▶ WHAT TO WORK ON: Collect each line of the entries that holds the string "about".

** start DATA FOR THIS EXERCISE **

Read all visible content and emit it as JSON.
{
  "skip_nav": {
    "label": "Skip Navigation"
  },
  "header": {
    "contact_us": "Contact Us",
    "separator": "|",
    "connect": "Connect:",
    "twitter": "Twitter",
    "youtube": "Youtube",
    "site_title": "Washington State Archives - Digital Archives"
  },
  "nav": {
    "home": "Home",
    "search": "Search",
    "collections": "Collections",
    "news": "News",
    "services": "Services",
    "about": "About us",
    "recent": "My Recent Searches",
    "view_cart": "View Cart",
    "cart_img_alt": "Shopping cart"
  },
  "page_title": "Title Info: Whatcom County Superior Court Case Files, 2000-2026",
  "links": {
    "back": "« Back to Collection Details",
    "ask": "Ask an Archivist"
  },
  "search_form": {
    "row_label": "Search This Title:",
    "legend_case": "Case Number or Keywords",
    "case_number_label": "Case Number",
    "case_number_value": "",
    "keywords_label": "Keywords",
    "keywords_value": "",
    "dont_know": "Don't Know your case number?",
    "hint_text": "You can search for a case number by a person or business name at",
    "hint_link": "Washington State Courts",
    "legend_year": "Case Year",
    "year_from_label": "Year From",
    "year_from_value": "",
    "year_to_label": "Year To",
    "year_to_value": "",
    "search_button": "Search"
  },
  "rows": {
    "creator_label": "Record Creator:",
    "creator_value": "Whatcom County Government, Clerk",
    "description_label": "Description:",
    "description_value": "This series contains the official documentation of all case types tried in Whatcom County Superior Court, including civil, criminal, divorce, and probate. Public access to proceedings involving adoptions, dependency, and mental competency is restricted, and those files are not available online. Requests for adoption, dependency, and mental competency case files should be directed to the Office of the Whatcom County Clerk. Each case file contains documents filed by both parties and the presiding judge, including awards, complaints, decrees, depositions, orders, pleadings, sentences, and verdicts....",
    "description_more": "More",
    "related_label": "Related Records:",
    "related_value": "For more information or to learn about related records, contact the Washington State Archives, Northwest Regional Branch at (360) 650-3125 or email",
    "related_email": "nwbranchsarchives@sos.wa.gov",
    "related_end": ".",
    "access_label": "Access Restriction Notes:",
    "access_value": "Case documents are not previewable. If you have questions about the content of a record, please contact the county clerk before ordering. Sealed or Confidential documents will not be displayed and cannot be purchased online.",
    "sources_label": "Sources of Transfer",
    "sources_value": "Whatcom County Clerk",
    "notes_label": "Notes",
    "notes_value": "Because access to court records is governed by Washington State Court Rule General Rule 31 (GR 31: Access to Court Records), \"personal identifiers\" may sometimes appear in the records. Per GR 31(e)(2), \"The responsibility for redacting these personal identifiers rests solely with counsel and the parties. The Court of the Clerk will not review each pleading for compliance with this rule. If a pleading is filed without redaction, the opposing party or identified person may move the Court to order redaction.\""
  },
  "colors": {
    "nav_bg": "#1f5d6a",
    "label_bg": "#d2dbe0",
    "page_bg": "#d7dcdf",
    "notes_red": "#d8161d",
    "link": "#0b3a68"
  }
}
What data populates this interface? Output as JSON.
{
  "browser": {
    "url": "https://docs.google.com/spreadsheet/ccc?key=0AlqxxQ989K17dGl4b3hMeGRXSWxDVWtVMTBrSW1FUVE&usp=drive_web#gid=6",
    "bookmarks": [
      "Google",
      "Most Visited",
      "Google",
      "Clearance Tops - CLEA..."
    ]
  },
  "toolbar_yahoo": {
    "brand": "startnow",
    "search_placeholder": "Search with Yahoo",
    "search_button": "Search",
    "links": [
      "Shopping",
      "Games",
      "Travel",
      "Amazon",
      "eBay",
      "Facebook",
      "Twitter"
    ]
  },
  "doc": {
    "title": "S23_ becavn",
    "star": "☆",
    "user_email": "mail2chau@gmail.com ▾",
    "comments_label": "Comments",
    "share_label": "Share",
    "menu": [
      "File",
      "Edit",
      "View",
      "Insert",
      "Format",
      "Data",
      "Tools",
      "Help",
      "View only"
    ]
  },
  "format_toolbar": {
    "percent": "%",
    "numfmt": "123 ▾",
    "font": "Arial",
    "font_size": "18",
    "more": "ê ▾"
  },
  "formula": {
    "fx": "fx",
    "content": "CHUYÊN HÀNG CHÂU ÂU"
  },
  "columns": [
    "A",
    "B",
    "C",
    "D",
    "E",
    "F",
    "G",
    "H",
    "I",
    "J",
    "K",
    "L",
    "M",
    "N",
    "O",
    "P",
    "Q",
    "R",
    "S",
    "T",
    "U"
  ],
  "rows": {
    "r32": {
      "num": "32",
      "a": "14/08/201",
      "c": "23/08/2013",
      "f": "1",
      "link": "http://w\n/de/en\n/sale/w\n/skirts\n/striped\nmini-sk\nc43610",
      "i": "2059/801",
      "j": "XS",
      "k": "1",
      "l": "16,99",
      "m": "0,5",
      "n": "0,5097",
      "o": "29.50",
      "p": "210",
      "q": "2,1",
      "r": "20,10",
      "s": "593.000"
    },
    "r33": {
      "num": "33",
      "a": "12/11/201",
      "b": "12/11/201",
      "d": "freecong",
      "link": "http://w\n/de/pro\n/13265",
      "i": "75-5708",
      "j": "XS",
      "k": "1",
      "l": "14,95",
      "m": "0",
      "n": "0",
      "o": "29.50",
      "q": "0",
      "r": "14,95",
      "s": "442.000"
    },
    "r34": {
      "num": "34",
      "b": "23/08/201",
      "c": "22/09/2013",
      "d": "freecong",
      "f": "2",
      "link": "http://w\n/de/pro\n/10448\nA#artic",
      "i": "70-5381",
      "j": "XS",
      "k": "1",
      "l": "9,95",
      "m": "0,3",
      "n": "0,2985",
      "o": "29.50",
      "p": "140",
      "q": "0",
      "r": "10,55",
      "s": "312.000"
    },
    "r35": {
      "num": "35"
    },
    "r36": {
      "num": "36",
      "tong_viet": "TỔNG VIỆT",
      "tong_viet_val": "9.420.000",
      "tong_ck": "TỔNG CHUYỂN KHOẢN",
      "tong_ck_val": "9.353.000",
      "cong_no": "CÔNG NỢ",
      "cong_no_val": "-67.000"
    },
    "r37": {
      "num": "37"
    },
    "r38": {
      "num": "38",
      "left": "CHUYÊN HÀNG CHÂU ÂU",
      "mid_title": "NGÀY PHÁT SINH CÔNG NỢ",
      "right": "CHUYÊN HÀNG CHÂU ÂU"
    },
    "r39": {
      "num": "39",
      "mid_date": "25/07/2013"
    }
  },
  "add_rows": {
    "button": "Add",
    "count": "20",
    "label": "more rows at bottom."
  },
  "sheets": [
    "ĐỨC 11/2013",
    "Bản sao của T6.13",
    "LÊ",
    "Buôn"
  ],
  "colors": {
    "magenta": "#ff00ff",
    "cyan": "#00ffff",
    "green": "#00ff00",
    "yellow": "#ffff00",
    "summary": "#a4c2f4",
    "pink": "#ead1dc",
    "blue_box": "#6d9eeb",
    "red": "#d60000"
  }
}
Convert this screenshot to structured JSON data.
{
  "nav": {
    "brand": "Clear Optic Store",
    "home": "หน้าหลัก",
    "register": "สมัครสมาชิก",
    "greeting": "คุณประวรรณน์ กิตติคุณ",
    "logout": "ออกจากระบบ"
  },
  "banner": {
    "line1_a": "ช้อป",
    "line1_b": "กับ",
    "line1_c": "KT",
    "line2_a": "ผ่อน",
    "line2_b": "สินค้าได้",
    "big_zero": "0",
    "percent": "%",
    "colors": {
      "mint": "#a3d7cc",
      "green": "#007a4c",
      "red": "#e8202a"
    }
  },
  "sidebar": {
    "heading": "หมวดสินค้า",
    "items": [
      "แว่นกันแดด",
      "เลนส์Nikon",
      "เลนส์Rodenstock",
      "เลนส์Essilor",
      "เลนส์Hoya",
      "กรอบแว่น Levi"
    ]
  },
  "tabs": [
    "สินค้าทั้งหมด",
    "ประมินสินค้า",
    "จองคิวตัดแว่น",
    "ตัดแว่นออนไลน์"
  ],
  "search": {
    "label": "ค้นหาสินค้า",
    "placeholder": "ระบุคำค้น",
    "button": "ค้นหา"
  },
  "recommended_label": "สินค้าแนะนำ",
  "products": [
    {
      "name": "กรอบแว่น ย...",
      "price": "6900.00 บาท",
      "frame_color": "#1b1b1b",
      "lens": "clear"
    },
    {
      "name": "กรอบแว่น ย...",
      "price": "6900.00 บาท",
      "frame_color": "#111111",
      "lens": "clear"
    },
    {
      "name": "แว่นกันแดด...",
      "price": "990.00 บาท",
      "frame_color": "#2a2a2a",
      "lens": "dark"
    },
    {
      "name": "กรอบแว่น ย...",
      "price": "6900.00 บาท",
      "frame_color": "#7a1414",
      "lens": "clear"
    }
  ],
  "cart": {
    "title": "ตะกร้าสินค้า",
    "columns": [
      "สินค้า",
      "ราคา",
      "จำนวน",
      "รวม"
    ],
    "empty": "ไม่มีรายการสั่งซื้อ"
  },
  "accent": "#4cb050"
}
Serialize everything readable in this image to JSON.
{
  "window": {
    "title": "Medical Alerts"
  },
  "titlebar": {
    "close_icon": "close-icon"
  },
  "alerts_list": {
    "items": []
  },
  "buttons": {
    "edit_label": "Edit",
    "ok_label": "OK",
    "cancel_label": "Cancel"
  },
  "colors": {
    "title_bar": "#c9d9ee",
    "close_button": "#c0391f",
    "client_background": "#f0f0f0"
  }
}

** end DATA FOR THIS EXERCISE **

▶ SOLUTION:
    "about": "About us",
    "related_value": "For more information or to learn about related records, contact the Washington State Archives, Northwest Regional Branch at (360) 650-3125 or email",
    "access_value": "Case documents are not previewable. If you have questions about the content of a record, please contact the county clerk before ordering. Sealed or Confidential documents will not be displayed and cannot be purchased online.",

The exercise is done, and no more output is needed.